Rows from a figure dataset
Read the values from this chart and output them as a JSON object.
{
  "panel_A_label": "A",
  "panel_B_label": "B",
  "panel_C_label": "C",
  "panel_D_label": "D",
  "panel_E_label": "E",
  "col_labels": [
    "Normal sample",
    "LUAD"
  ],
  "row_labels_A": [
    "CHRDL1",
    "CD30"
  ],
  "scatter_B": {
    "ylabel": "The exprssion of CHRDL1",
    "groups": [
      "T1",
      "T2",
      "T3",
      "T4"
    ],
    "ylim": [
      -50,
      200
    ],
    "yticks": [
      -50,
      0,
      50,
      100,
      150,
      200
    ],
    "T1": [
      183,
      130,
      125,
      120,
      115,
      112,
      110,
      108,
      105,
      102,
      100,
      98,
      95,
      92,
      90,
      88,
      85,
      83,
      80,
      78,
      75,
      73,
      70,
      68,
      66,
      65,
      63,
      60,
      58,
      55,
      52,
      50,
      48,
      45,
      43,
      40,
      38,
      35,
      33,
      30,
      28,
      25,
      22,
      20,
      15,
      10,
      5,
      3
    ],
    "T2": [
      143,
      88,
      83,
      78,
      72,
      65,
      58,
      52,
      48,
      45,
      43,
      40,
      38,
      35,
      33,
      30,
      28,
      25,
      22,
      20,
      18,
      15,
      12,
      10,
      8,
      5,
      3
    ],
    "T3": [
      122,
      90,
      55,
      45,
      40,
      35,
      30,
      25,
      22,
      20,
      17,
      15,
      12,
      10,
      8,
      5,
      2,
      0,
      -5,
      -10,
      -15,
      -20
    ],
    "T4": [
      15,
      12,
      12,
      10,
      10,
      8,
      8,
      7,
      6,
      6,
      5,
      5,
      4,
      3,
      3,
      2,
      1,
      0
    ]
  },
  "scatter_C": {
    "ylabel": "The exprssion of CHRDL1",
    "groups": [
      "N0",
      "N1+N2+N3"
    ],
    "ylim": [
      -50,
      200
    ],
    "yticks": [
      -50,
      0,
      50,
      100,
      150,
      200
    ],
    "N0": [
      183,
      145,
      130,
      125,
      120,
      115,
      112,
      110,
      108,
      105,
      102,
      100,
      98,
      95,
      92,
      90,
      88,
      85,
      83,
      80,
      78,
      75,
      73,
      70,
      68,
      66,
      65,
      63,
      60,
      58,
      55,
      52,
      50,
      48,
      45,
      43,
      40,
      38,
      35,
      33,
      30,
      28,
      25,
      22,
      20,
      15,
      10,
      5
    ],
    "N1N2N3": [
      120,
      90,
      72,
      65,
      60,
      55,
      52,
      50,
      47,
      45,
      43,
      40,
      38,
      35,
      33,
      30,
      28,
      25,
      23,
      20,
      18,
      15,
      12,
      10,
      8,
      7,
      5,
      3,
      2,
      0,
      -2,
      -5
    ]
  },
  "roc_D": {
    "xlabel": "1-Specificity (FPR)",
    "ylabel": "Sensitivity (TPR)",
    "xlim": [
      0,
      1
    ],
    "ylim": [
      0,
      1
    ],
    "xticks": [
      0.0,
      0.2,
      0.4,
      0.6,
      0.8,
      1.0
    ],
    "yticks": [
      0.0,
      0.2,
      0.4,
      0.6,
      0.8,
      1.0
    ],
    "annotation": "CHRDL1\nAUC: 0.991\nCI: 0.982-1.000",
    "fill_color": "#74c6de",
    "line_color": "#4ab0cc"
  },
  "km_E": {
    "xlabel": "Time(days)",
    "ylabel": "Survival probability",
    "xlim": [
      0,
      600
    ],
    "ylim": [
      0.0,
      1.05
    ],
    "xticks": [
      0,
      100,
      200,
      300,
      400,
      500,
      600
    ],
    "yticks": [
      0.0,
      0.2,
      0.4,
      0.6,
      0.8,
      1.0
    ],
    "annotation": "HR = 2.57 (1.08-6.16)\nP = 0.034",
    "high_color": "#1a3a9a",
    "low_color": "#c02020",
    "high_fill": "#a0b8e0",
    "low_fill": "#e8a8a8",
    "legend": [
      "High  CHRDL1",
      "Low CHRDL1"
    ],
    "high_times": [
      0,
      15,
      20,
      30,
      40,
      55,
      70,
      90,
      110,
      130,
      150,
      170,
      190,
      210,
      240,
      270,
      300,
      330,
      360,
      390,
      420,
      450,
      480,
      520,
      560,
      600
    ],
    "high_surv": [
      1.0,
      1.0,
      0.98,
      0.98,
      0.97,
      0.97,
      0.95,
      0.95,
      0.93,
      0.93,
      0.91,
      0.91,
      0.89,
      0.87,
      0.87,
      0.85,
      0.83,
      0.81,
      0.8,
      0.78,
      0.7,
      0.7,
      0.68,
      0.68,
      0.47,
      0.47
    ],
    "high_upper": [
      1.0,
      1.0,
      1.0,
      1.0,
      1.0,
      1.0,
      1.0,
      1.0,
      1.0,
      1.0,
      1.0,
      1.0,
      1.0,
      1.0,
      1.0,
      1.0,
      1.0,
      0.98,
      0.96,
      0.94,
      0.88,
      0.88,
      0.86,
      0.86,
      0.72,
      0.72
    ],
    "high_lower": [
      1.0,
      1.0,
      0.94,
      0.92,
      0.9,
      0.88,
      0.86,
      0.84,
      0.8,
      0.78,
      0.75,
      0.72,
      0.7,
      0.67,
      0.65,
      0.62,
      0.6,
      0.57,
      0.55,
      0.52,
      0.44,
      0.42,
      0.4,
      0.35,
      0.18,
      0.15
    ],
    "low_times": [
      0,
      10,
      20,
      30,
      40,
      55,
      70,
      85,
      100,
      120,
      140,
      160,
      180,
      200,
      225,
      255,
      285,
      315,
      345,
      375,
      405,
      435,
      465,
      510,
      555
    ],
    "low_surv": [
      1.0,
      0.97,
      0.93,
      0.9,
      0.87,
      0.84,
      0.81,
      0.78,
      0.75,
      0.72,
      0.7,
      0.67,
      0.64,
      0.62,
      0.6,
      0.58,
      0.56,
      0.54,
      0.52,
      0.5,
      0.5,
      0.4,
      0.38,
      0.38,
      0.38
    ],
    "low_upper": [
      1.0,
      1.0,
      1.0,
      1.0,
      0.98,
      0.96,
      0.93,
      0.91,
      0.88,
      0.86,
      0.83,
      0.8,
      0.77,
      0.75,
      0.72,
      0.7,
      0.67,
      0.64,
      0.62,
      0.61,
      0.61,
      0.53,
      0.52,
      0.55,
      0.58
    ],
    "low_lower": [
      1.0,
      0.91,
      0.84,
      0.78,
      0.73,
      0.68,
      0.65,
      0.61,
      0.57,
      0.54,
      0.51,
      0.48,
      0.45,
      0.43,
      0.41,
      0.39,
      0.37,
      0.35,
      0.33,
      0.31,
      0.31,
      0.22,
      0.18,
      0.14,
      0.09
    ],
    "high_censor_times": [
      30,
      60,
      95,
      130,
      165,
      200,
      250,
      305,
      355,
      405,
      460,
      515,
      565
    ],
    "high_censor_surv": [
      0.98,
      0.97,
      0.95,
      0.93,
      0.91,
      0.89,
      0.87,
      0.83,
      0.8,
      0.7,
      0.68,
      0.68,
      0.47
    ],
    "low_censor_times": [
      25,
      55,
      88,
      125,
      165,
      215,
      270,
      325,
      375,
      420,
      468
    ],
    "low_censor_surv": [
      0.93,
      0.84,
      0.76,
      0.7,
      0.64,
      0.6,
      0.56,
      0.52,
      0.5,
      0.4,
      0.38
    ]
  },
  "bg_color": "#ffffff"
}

**INSTRUCTIONS FOR THE TASK**
Reproduce the entries above in full by retyping them exactly.

**SOLUTION TO THIS PROBLEM**
Read the values from this chart and output them as a JSON object.
{
  "panel_A_label": "A",
  "panel_B_label": "B",
  "panel_C_label": "C",
  "panel_D_label": "D",
  "panel_E_label": "E",
  "col_labels": [
    "Normal sample",
    "LUAD"
  ],
  "row_labels_A": [
    "CHRDL1",
    "CD30"
  ],
  "scatter_B": {
    "ylabel": "The exprssion of CHRDL1",
    "groups": [
      "T1",
      "T2",
      "T3",
      "T4"
    ],
    "ylim": [
      -50,
      200
    ],
    "yticks": [
      -50,
      0,
      50,
      100,
      150,
      200
    ],
    "T1": [
      183,
      130,
      125,
      120,
      115,
      112,
      110,
      108,
      105,
      102,
      100,
      98,
      95,
      92,
      90,
      88,
      85,
      83,
      80,
      78,
      75,
      73,
      70,
      68,
      66,
      65,
      63,
      60,
      58,
      55,
      52,
      50,
      48,
      45,
      43,
      40,
      38,
      35,
      33,
      30,
      28,
      25,
      22,
      20,
      15,
      10,
      5,
      3
    ],
    "T2": [
      143,
      88,
      83,
      78,
      72,
      65,
      58,
      52,
      48,
      45,
      43,
      40,
      38,
      35,
      33,
      30,
      28,
      25,
      22,
      20,
      18,
      15,
      12,
      10,
      8,
      5,
      3
    ],
    "T3": [
      122,
      90,
      55,
      45,
      40,
      35,
      30,
      25,
      22,
      20,
      17,
      15,
      12,
      10,
      8,
      5,
      2,
      0,
      -5,
      -10,
      -15,
      -20
    ],
    "T4": [
      15,
      12,
      12,
      10,
      10,
      8,
      8,
      7,
      6,
      6,
      5,
      5,
      4,
      3,
      3,
      2,
      1,
      0
    ]
  },
  "scatter_C": {
    "ylabel": "The exprssion of CHRDL1",
    "groups": [
      "N0",
      "N1+N2+N3"
    ],
    "ylim": [
      -50,
      200
    ],
    "yticks": [
      -50,
      0,
      50,
      100,
      150,
      200
    ],
    "N0": [
      183,
      145,
      130,
      125,
      120,
      115,
      112,
      110,
      108,
      105,
      102,
      100,
      98,
      95,
      92,
      90,
      88,
      85,
      83,
      80,
      78,
      75,
      73,
      70,
      68,
      66,
      65,
      63,
      60,
      58,
      55,
      52,
      50,
      48,
      45,
      43,
      40,
      38,
      35,
      33,
      30,
      28,
      25,
      22,
      20,
      15,
      10,
      5
    ],
    "N1N2N3": [
      120,
      90,
      72,
      65,
      60,
      55,
      52,
      50,
      47,
      45,
      43,
      40,
      38,
      35,
      33,
      30,
      28,
      25,
      23,
      20,
      18,
      15,
      12,
      10,
      8,
      7,
      5,
      3,
      2,
      0,
      -2,
      -5
    ]
  },
  "roc_D": {
    "xlabel": "1-Specificity (FPR)",
    "ylabel": "Sensitivity (TPR)",
    "xlim": [
      0,
      1
    ],
    "ylim": [
      0,
      1
    ],
    "xticks": [
      0.0,
      0.2,
      0.4,
      0.6,
      0.8,
      1.0
    ],
    "yticks": [
      0.0,
      0.2,
      0.4,
      0.6,
      0.8,
      1.0
    ],
    "annotation": "CHRDL1\nAUC: 0.991\nCI: 0.982-1.000",
    "fill_color": "#74c6de",
    "line_color": "#4ab0cc"
  },
  "km_E": {
    "xlabel": "Time(days)",
    "ylabel": "Survival probability",
    "xlim": [
      0,
      600
    ],
    "ylim": [
      0.0,
      1.05
    ],
    "xticks": [
      0,
      100,
      200,
      300,
      400,
      500,
      600
    ],
    "yticks": [
      0.0,
      0.2,
      0.4,
      0.6,
      0.8,
      1.0
    ],
    "annotation": "HR = 2.57 (1.08-6.16)\nP = 0.034",
    "high_color": "#1a3a9a",
    "low_color": "#c02020",
    "high_fill": "#a0b8e0",
    "low_fill": "#e8a8a8",
    "legend": [
      "High  CHRDL1",
      "Low CHRDL1"
    ],
    "high_times": [
      0,
      15,
      20,
      30,
      40,
      55,
      70,
      90,
      110,
      130,
      150,
      170,
      190,
      210,
      240,
      270,
      300,
      330,
      360,
      390,
      420,
      450,
      480,
      520,
      560,
      600
    ],
    "high_surv": [
      1.0,
      1.0,
      0.98,
      0.98,
      0.97,
      0.97,
      0.95,
      0.95,
      0.93,
      0.93,
      0.91,
      0.91,
      0.89,
      0.87,
      0.87,
      0.85,
      0.83,
      0.81,
      0.8,
      0.78,
      0.7,
      0.7,
      0.68,
      0.68,
      0.47,
      0.47
    ],
    "high_upper": [
      1.0,
      1.0,
      1.0,
      1.0,
      1.0,
      1.0,
      1.0,
      1.0,
      1.0,
      1.0,
      1.0,
      1.0,
      1.0,
      1.0,
      1.0,
      1.0,
      1.0,
      0.98,
      0.96,
      0.94,
      0.88,
      0.88,
      0.86,
      0.86,
      0.72,
      0.72
    ],
    "high_lower": [
      1.0,
      1.0,
      0.94,
      0.92,
      0.9,
      0.88,
      0.86,
      0.84,
      0.8,
      0.78,
      0.75,
      0.72,
      0.7,
      0.67,
      0.65,
      0.62,
      0.6,
      0.57,
      0.55,
      0.52,
      0.44,
      0.42,
      0.4,
      0.35,
      0.18,
      0.15
    ],
    "low_times": [
      0,
      10,
      20,
      30,
      40,
      55,
      70,
      85,
      100,
      120,
      140,
      160,
      180,
      200,
      225,
      255,
      285,
      315,
      345,
      375,
      405,
      435,
      465,
      510,
      555
    ],
    "low_surv": [
      1.0,
      0.97,
      0.93,
      0.9,
      0.87,
      0.84,
      0.81,
      0.78,
      0.75,
      0.72,
      0.7,
      0.67,
      0.64,
      0.62,
      0.6,
      0.58,
      0.56,
      0.54,
      0.52,
      0.5,
      0.5,
      0.4,
      0.38,
      0.38,
      0.38
    ],
    "low_upper": [
      1.0,
      1.0,
      1.0,
      1.0,
      0.98,
      0.96,
      0.93,
      0.91,
      0.88,
      0.86,
      0.83,
      0.8,
      0.77,
      0.75,
      0.72,
      0.7,
      0.67,
      0.64,
      0.62,
      0.61,
      0.61,
      0.53,
      0.52,
      0.55,
      0.58
    ],
    "low_lower": [
      1.0,
      0.91,
      0.84,
      0.78,
      0.73,
      0.68,
      0.65,
      0.61,
      0.57,
      0.54,
      0.51,
      0.48,
      0.45,
      0.43,
      0.41,
      0.39,
      0.37,
      0.35,
      0.33,
      0.31,
      0.31,
      0.22,
      0.18,
      0.14,
      0.09
    ],
    "high_censor_times": [
      30,
      60,
      95,
      130,
      165,
      200,
      250,
      305,
      355,
      405,
      460,
      515,
      565
    ],
    "high_censor_surv": [
      0.98,
      0.97,
      0.95,
      0.93,
      0.91,
      0.89,
      0.87,
      0.83,
      0.8,
      0.7,
      0.68,
      0.68,
      0.47
    ],
    "low_censor_times": [
      25,
      55,
      88,
      125,
      165,
      215,
      270,
      325,
      375,
      420,
      468
    ],
    "low_censor_surv": [
      0.93,
      0.84,
      0.76,
      0.7,
      0.64,
      0.6,
      0.56,
      0.52,
      0.5,
      0.4,
      0.38
    ]
  },
  "bg_color": "#ffffff"
}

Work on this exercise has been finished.